● **Written instruction**: Can you output the material exactly as written, minus any pictures it holds?

[start]

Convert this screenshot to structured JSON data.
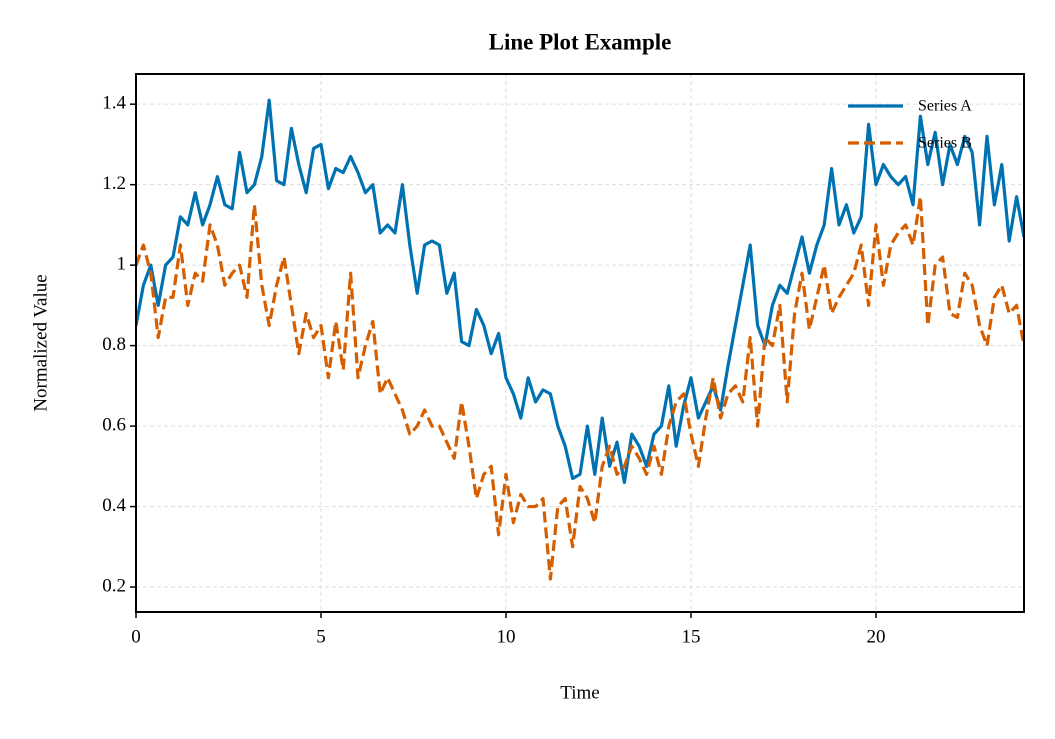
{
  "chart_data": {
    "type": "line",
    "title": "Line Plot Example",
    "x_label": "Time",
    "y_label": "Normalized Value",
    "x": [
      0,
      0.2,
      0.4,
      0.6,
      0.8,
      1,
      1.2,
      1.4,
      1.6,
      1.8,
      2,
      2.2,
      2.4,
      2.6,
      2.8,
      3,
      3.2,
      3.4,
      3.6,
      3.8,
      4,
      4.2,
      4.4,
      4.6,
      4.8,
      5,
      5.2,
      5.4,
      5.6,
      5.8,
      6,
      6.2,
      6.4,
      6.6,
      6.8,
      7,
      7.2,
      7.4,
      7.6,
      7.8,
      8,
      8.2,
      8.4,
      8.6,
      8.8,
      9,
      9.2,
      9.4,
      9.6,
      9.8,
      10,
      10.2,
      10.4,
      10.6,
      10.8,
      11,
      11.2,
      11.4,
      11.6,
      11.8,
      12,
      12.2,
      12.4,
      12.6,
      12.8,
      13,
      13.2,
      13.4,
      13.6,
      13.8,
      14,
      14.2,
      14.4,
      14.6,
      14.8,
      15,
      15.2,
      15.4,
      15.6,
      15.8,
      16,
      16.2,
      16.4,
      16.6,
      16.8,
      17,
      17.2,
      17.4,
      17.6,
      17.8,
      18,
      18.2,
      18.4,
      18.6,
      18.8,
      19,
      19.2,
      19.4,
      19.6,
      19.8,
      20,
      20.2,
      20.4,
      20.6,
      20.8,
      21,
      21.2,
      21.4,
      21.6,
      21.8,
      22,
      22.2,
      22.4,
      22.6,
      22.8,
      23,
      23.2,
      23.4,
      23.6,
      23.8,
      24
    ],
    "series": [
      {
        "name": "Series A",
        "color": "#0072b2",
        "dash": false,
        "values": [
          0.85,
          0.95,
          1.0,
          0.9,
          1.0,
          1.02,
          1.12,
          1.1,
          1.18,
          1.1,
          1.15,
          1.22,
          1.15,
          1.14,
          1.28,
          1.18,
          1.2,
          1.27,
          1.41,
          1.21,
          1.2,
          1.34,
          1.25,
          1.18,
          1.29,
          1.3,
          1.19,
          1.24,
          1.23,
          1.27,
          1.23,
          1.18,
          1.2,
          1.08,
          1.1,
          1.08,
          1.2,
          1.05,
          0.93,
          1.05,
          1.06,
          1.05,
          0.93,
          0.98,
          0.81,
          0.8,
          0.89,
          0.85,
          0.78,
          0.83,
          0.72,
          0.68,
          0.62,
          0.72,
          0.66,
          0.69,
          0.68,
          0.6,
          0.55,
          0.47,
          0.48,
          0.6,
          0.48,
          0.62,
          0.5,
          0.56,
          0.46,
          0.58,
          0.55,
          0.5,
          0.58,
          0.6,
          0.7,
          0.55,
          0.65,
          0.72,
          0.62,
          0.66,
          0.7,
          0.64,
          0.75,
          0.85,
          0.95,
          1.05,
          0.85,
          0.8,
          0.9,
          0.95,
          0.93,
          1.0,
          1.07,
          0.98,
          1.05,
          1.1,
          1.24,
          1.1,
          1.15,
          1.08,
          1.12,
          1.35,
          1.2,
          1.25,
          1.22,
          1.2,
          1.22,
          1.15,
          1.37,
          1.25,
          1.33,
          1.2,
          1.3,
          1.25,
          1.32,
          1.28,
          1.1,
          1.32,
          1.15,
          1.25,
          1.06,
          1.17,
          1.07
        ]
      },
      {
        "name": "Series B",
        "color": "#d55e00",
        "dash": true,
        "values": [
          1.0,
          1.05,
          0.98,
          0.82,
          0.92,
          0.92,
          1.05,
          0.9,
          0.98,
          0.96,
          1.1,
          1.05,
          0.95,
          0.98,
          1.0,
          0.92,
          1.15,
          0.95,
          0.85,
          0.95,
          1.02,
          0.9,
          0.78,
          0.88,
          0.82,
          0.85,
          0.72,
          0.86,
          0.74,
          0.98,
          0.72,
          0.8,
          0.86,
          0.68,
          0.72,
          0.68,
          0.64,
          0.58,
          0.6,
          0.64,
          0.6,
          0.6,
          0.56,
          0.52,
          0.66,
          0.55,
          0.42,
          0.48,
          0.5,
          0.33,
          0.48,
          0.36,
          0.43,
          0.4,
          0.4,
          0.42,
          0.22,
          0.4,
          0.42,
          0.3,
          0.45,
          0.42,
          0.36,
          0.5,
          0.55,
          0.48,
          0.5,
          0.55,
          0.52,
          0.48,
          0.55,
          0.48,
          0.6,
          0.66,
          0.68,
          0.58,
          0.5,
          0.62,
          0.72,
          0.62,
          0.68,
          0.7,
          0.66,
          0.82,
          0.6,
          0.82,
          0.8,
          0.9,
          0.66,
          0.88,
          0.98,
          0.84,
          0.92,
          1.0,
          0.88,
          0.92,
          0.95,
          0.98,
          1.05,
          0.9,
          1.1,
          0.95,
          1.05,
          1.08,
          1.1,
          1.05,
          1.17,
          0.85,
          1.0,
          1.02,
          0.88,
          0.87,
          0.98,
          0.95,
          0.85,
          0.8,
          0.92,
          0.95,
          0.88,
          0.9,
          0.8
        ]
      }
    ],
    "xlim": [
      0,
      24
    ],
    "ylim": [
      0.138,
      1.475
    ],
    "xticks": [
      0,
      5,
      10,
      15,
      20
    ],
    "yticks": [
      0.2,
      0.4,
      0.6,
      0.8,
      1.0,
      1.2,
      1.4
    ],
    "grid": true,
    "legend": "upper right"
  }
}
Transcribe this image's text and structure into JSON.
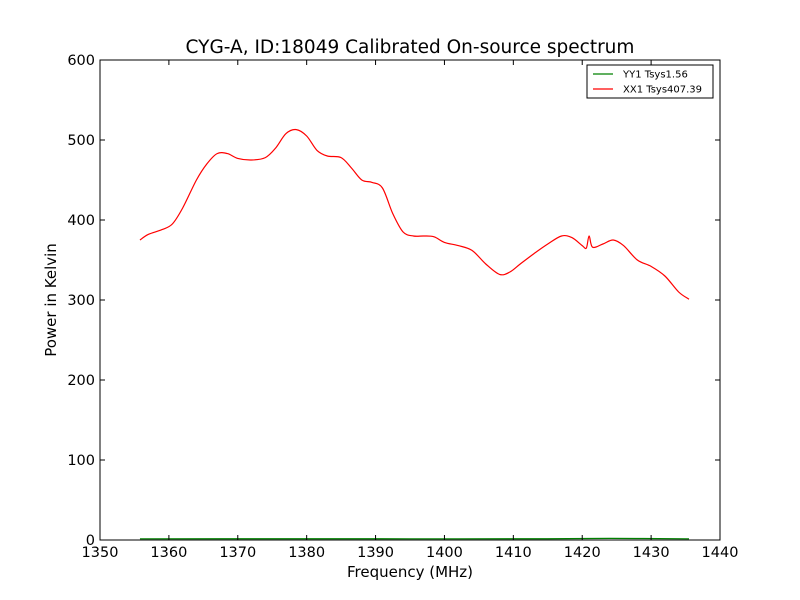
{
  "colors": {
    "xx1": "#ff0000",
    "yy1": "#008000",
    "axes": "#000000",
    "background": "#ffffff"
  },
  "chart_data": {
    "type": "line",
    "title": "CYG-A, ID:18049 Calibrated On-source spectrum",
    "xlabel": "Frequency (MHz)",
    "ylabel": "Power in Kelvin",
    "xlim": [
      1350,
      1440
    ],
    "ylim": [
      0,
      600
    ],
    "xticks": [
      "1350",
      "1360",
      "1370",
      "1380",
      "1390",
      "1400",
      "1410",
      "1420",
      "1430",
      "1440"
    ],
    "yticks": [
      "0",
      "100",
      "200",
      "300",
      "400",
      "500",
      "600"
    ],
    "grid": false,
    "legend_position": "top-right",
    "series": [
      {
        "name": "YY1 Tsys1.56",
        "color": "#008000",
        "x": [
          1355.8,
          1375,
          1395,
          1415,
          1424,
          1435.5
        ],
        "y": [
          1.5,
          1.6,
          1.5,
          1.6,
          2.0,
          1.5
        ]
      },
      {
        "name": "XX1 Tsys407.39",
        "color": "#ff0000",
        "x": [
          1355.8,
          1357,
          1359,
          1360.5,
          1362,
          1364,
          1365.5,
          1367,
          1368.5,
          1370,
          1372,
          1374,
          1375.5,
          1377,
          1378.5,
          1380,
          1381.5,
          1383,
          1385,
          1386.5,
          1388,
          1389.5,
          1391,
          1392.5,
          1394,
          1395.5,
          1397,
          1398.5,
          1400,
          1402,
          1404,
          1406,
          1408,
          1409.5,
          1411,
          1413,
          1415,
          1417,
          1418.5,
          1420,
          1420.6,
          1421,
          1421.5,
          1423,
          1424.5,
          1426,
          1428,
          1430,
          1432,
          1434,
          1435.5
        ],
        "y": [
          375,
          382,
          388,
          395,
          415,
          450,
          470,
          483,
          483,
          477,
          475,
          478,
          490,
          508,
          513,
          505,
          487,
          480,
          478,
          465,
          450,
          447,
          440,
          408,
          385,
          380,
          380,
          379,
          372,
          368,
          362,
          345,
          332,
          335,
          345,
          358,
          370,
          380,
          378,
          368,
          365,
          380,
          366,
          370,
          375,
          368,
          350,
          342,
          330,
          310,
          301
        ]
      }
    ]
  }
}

[end]

● **Worked answer**:
Convert this screenshot to structured JSON data.
{
  "chart_data": {
    "type": "line",
    "title": "Line Plot Example",
    "x_label": "Time",
    "y_label": "Normalized Value",
    "x": [
      0,
      0.2,
      0.4,
      0.6,
      0.8,
      1,
      1.2,
      1.4,
      1.6,
      1.8,
      2,
      2.2,
      2.4,
      2.6,
      2.8,
      3,
      3.2,
      3.4,
      3.6,
      3.8,
      4,
      4.2,
      4.4,
      4.6,
      4.8,
      5,
      5.2,
      5.4,
      5.6,
      5.8,
      6,
      6.2,
      6.4,
      6.6,
      6.8,
      7,
      7.2,
      7.4,
      7.6,
      7.8,
      8,
      8.2,
      8.4,
      8.6,
      8.8,
      9,
      9.2,
      9.4,
      9.6,
      9.8,
      10,
      10.2,
      10.4,
      10.6,
      10.8,
      11,
      11.2,
      11.4,
      11.6,
      11.8,
      12,
      12.2,
      12.4,
      12.6,
      12.8,
      13,
      13.2,
      13.4,
      13.6,
      13.8,
      14,
      14.2,
      14.4,
      14.6,
      14.8,
      15,
      15.2,
      15.4,
      15.6,
      15.8,
      16,
      16.2,
      16.4,
      16.6,
      16.8,
      17,
      17.2,
      17.4,
      17.6,
      17.8,
      18,
      18.2,
      18.4,
      18.6,
      18.8,
      19,
      19.2,
      19.4,
      19.6,
      19.8,
      20,
      20.2,
      20.4,
      20.6,
      20.8,
      21,
      21.2,
      21.4,
      21.6,
      21.8,
      22,
      22.2,
      22.4,
      22.6,
      22.8,
      23,
      23.2,
      23.4,
      23.6,
      23.8,
      24
    ],
    "series": [
      {
        "name": "Series A",
        "color": "#0072b2",
        "dash": false,
        "values": [
          0.85,
          0.95,
          1.0,
          0.9,
          1.0,
          1.02,
          1.12,
          1.1,
          1.18,
          1.1,
          1.15,
          1.22,
          1.15,
          1.14,
          1.28,
          1.18,
          1.2,
          1.27,
          1.41,
          1.21,
          1.2,
          1.34,
          1.25,
          1.18,
          1.29,
          1.3,
          1.19,
          1.24,
          1.23,
          1.27,
          1.23,
          1.18,
          1.2,
          1.08,
          1.1,
          1.08,
          1.2,
          1.05,
          0.93,
          1.05,
          1.06,
          1.05,
          0.93,
          0.98,
          0.81,
          0.8,
          0.89,
          0.85,
          0.78,
          0.83,
          0.72,
          0.68,
          0.62,
          0.72,
          0.66,
          0.69,
          0.68,
          0.6,
          0.55,
          0.47,
          0.48,
          0.6,
          0.48,
          0.62,
          0.5,
          0.56,
          0.46,
          0.58,
          0.55,
          0.5,
          0.58,
          0.6,
          0.7,
          0.55,
          0.65,
          0.72,
          0.62,
          0.66,
          0.7,
          0.64,
          0.75,
          0.85,
          0.95,
          1.05,
          0.85,
          0.8,
          0.9,
          0.95,
          0.93,
          1.0,
          1.07,
          0.98,
          1.05,
          1.1,
          1.24,
          1.1,
          1.15,
          1.08,
          1.12,
          1.35,
          1.2,
          1.25,
          1.22,
          1.2,
          1.22,
          1.15,
          1.37,
          1.25,
          1.33,
          1.2,
          1.3,
          1.25,
          1.32,
          1.28,
          1.1,
          1.32,
          1.15,
          1.25,
          1.06,
          1.17,
          1.07
        ]
      },
      {
        "name": "Series B",
        "color": "#d55e00",
        "dash": true,
        "values": [
          1.0,
          1.05,
          0.98,
          0.82,
          0.92,
          0.92,
          1.05,
          0.9,
          0.98,
          0.96,
          1.1,
          1.05,
          0.95,
          0.98,
          1.0,
          0.92,
          1.15,
          0.95,
          0.85,
          0.95,
          1.02,
          0.9,
          0.78,
          0.88,
          0.82,
          0.85,
          0.72,
          0.86,
          0.74,
          0.98,
          0.72,
          0.8,
          0.86,
          0.68,
          0.72,
          0.68,
          0.64,
          0.58,
          0.6,
          0.64,
          0.6,
          0.6,
          0.56,
          0.52,
          0.66,
          0.55,
          0.42,
          0.48,
          0.5,
          0.33,
          0.48,
          0.36,
          0.43,
          0.4,
          0.4,
          0.42,
          0.22,
          0.4,
          0.42,
          0.3,
          0.45,
          0.42,
          0.36,
          0.5,
          0.55,
          0.48,
          0.5,
          0.55,
          0.52,
          0.48,
          0.55,
          0.48,
          0.6,
          0.66,
          0.68,
          0.58,
          0.5,
          0.62,
          0.72,
          0.62,
          0.68,
          0.7,
          0.66,
          0.82,
          0.6,
          0.82,
          0.8,
          0.9,
          0.66,
          0.88,
          0.98,
          0.84,
          0.92,
          1.0,
          0.88,
          0.92,
          0.95,
          0.98,
          1.05,
          0.9,
          1.1,
          0.95,
          1.05,
          1.08,
          1.1,
          1.05,
          1.17,
          0.85,
          1.0,
          1.02,
          0.88,
          0.87,
          0.98,
          0.95,
          0.85,
          0.8,
          0.92,
          0.95,
          0.88,
          0.9,
          0.8
        ]
      }
    ],
    "xlim": [
      0,
      24
    ],
    "ylim": [
      0.138,
      1.475
    ],
    "xticks": [
      0,
      5,
      10,
      15,
      20
    ],
    "yticks": [
      0.2,
      0.4,
      0.6,
      0.8,
      1.0,
      1.2,
      1.4
    ],
    "grid": true,
    "legend": "upper right"
  }
}
Transcribe this image's text and structure into JSON.
{
  "colors": {
    "xx1": "#ff0000",
    "yy1": "#008000",
    "axes": "#000000",
    "background": "#ffffff"
  },
  "chart_data": {
    "type": "line",
    "title": "CYG-A, ID:18049 Calibrated On-source spectrum",
    "xlabel": "Frequency (MHz)",
    "ylabel": "Power in Kelvin",
    "xlim": [
      1350,
      1440
    ],
    "ylim": [
      0,
      600
    ],
    "xticks": [
      "1350",
      "1360",
      "1370",
      "1380",
      "1390",
      "1400",
      "1410",
      "1420",
      "1430",
      "1440"
    ],
    "yticks": [
      "0",
      "100",
      "200",
      "300",
      "400",
      "500",
      "600"
    ],
    "grid": false,
    "legend_position": "top-right",
    "series": [
      {
        "name": "YY1 Tsys1.56",
        "color": "#008000",
        "x": [
          1355.8,
          1375,
          1395,
          1415,
          1424,
          1435.5
        ],
        "y": [
          1.5,
          1.6,
          1.5,
          1.6,
          2.0,
          1.5
        ]
      },
      {
        "name": "XX1 Tsys407.39",
        "color": "#ff0000",
        "x": [
          1355.8,
          1357,
          1359,
          1360.5,
          1362,
          1364,
          1365.5,
          1367,
          1368.5,
          1370,
          1372,
          1374,
          1375.5,
          1377,
          1378.5,
          1380,
          1381.5,
          1383,
          1385,
          1386.5,
          1388,
          1389.5,
          1391,
          1392.5,
          1394,
          1395.5,
          1397,
          1398.5,
          1400,
          1402,
          1404,
          1406,
          1408,
          1409.5,
          1411,
          1413,
          1415,
          1417,
          1418.5,
          1420,
          1420.6,
          1421,
          1421.5,
          1423,
          1424.5,
          1426,
          1428,
          1430,
          1432,
          1434,
          1435.5
        ],
        "y": [
          375,
          382,
          388,
          395,
          415,
          450,
          470,
          483,
          483,
          477,
          475,
          478,
          490,
          508,
          513,
          505,
          487,
          480,
          478,
          465,
          450,
          447,
          440,
          408,
          385,
          380,
          380,
          379,
          372,
          368,
          362,
          345,
          332,
          335,
          345,
          358,
          370,
          380,
          378,
          368,
          365,
          380,
          366,
          370,
          375,
          368,
          350,
          342,
          330,
          310,
          301
        ]
      }
    ]
  }
}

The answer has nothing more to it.